[Input]:
________________________________________
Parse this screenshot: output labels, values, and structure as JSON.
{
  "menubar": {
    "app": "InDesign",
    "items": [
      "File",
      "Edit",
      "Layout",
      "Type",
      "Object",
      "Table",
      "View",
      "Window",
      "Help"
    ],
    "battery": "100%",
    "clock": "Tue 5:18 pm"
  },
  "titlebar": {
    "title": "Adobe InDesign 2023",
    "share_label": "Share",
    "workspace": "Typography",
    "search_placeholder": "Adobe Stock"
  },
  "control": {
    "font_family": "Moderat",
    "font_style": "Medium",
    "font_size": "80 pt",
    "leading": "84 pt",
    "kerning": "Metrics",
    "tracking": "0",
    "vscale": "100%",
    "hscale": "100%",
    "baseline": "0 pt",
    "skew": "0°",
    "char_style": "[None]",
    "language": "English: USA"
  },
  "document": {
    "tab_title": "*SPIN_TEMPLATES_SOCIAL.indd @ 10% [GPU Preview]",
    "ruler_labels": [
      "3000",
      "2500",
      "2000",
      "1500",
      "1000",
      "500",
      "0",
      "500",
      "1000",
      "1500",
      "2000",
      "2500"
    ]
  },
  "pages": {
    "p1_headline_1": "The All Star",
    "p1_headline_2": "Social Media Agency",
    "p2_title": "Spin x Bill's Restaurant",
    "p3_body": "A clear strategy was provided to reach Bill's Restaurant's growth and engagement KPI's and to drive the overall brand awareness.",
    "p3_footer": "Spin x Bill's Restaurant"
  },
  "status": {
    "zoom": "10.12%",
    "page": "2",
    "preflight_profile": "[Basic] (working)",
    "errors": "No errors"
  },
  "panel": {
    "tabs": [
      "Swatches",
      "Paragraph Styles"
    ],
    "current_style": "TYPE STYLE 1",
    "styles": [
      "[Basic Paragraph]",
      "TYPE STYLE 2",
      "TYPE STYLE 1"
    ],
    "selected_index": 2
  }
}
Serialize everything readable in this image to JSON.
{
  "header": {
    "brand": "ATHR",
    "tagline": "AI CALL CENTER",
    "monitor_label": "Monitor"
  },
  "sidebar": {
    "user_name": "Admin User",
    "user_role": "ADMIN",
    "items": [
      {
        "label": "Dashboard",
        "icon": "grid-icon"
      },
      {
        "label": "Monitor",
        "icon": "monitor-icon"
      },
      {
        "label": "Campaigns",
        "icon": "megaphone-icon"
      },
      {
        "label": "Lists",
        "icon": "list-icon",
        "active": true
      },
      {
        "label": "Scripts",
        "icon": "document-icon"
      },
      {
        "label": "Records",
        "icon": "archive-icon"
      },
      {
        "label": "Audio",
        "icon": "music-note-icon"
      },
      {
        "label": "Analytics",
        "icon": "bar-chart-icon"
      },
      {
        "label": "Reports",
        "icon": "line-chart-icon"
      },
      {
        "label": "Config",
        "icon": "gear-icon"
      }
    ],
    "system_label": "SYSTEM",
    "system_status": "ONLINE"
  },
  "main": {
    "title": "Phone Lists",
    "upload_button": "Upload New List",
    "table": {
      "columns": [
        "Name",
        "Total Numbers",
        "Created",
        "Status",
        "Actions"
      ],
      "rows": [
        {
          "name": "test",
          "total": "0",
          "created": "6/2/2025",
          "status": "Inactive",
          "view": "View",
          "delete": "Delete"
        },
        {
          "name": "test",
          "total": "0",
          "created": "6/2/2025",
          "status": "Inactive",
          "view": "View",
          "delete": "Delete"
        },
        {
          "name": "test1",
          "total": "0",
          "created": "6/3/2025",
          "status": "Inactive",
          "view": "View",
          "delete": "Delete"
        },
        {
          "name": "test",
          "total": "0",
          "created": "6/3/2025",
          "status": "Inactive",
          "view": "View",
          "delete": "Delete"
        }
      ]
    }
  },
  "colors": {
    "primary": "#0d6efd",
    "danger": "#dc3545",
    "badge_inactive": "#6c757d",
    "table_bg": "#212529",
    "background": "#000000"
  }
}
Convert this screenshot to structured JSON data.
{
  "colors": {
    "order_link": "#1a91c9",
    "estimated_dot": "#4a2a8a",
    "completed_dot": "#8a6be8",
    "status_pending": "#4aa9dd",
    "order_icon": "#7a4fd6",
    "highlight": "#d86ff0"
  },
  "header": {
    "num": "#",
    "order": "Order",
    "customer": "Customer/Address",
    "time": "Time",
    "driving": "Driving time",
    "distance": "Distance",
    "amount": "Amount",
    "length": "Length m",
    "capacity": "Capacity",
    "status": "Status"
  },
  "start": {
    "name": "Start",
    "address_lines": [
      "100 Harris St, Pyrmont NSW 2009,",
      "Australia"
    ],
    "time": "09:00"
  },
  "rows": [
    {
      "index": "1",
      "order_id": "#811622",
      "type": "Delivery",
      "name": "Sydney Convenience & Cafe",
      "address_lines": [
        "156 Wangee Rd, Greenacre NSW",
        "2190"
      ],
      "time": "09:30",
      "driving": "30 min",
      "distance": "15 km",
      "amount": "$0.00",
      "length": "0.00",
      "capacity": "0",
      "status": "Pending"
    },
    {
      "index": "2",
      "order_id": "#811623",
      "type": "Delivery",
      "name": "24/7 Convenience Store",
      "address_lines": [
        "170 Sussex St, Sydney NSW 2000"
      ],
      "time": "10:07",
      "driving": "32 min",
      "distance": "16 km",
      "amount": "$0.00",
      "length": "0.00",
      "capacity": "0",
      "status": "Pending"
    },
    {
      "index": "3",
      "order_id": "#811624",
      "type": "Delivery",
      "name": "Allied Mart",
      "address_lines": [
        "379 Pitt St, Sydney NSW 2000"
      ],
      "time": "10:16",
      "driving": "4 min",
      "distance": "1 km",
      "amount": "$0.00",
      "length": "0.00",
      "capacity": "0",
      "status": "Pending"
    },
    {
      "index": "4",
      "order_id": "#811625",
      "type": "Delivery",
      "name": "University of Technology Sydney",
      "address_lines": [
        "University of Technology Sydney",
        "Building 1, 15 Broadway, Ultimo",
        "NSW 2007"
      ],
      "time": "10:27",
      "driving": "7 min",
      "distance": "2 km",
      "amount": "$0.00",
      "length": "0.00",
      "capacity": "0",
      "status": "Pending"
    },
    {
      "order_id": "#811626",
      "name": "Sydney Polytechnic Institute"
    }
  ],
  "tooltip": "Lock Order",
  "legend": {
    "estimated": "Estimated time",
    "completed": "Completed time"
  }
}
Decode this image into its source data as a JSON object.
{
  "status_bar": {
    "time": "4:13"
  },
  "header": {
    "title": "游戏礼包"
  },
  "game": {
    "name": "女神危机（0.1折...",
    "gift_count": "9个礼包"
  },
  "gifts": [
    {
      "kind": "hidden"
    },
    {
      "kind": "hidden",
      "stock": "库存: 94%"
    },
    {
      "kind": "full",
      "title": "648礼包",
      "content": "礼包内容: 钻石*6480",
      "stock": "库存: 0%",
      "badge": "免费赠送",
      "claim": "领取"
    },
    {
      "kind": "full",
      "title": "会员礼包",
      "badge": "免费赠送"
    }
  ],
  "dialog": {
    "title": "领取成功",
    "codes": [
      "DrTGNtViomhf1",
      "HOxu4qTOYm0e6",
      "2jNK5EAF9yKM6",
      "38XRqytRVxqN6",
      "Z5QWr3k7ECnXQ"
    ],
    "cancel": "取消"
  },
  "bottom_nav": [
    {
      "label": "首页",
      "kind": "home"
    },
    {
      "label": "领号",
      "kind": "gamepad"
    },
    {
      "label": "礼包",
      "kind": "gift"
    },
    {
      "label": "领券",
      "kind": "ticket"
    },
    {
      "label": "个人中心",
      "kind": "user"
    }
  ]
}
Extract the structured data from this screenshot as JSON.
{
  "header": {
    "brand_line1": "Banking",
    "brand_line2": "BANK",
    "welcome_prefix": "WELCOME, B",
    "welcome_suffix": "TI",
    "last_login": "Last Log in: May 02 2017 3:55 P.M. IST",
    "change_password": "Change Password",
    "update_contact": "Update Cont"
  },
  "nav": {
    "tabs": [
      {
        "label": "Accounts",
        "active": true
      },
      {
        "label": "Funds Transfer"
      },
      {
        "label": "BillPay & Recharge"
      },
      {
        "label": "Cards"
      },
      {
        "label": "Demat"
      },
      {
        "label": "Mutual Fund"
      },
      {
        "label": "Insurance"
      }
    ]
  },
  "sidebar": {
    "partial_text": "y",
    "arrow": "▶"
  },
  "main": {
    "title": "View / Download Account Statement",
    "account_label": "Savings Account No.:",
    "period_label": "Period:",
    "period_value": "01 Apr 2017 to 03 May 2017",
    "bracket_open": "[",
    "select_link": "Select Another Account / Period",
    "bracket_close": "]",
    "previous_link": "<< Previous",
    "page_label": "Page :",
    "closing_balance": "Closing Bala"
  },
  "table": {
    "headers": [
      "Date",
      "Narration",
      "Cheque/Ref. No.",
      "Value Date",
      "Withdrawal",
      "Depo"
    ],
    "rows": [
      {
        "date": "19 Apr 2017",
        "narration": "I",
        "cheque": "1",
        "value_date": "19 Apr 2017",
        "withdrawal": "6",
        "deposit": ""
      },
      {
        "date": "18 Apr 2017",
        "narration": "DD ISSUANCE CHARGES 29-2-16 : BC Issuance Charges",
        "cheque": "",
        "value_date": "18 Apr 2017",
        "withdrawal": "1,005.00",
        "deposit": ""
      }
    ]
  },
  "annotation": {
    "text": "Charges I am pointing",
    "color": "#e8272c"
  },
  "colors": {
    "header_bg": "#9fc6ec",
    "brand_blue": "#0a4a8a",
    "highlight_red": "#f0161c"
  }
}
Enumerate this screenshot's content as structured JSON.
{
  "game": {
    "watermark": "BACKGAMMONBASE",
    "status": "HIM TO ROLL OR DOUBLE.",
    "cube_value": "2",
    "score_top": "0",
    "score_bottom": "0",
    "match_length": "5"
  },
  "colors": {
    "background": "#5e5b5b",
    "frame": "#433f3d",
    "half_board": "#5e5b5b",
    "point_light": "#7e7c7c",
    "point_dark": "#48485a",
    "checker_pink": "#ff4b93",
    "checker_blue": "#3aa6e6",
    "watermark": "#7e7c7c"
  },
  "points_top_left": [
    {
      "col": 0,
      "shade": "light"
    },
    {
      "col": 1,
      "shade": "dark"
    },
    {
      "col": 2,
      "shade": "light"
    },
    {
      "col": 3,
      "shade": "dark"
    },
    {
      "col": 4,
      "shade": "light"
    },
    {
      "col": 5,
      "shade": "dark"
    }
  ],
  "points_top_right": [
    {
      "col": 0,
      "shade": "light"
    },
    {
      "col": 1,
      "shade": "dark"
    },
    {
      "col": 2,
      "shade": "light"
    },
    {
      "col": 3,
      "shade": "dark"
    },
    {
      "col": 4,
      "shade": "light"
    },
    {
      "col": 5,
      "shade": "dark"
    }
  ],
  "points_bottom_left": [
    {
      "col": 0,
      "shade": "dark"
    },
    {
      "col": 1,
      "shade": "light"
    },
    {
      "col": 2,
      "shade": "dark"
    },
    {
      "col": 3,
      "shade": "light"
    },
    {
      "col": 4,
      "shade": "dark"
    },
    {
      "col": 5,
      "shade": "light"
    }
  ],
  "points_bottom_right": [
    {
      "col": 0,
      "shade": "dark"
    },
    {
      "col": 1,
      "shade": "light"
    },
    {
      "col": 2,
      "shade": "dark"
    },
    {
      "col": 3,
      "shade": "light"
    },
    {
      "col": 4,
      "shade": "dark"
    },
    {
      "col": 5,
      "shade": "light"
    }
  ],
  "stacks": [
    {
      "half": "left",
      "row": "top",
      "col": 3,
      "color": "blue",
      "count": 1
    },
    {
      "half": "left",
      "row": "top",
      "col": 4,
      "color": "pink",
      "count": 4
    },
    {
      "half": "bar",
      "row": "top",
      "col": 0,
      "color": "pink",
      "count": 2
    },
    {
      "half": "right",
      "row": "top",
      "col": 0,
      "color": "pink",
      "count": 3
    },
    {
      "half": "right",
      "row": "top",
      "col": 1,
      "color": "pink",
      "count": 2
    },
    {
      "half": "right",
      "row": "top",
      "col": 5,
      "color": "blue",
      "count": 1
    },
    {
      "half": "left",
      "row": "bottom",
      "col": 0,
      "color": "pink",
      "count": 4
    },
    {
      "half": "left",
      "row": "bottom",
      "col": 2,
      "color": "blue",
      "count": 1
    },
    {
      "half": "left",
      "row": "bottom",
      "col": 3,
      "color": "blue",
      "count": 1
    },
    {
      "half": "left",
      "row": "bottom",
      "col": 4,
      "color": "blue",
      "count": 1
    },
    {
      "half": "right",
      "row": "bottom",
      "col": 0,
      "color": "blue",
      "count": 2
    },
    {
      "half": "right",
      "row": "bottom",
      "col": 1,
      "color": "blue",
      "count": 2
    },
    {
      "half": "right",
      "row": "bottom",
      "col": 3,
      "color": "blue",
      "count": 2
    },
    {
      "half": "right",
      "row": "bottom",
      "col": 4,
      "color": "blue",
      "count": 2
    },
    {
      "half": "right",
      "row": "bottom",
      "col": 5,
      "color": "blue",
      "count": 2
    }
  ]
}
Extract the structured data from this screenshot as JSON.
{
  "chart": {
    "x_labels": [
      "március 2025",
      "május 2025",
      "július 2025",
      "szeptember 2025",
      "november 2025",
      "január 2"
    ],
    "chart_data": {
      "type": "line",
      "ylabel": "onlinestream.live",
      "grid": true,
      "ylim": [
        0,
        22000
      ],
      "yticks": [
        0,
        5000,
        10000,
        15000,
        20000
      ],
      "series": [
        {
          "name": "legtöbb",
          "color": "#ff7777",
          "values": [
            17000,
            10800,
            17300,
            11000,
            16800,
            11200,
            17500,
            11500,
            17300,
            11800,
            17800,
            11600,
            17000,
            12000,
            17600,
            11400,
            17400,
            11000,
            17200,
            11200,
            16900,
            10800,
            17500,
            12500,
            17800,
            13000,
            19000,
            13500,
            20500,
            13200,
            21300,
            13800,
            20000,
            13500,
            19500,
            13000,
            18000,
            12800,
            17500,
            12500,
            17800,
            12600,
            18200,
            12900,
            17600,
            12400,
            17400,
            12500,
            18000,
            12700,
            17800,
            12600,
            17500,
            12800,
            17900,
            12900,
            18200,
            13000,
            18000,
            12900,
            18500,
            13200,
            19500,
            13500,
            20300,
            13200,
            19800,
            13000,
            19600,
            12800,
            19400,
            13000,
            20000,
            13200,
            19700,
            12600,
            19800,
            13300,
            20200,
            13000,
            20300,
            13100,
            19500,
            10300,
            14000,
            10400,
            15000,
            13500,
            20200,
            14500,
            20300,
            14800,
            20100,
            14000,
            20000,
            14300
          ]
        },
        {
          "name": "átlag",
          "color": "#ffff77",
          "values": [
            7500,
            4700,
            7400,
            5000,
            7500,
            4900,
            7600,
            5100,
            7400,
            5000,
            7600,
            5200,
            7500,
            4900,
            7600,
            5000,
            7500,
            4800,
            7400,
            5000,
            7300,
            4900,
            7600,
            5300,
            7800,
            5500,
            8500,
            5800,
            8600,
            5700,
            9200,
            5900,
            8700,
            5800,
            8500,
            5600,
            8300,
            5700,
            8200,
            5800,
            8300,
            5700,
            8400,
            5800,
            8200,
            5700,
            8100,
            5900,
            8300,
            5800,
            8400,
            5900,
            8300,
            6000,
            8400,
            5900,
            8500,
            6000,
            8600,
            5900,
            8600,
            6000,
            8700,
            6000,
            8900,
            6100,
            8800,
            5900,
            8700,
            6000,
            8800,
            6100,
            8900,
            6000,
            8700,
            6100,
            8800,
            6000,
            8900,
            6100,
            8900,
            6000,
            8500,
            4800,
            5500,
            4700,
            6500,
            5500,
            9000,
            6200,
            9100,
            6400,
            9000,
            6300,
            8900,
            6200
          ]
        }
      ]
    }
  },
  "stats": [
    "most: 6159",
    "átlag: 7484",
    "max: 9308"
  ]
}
________________________________________
[Stated exercise]:
Return each line among the entries that holds the word "driving".

[Expected output]:
    "driving": "Driving time",
      "driving": "30 min",
      "driving": "32 min",
      "driving": "4 min",
      "driving": "7 min",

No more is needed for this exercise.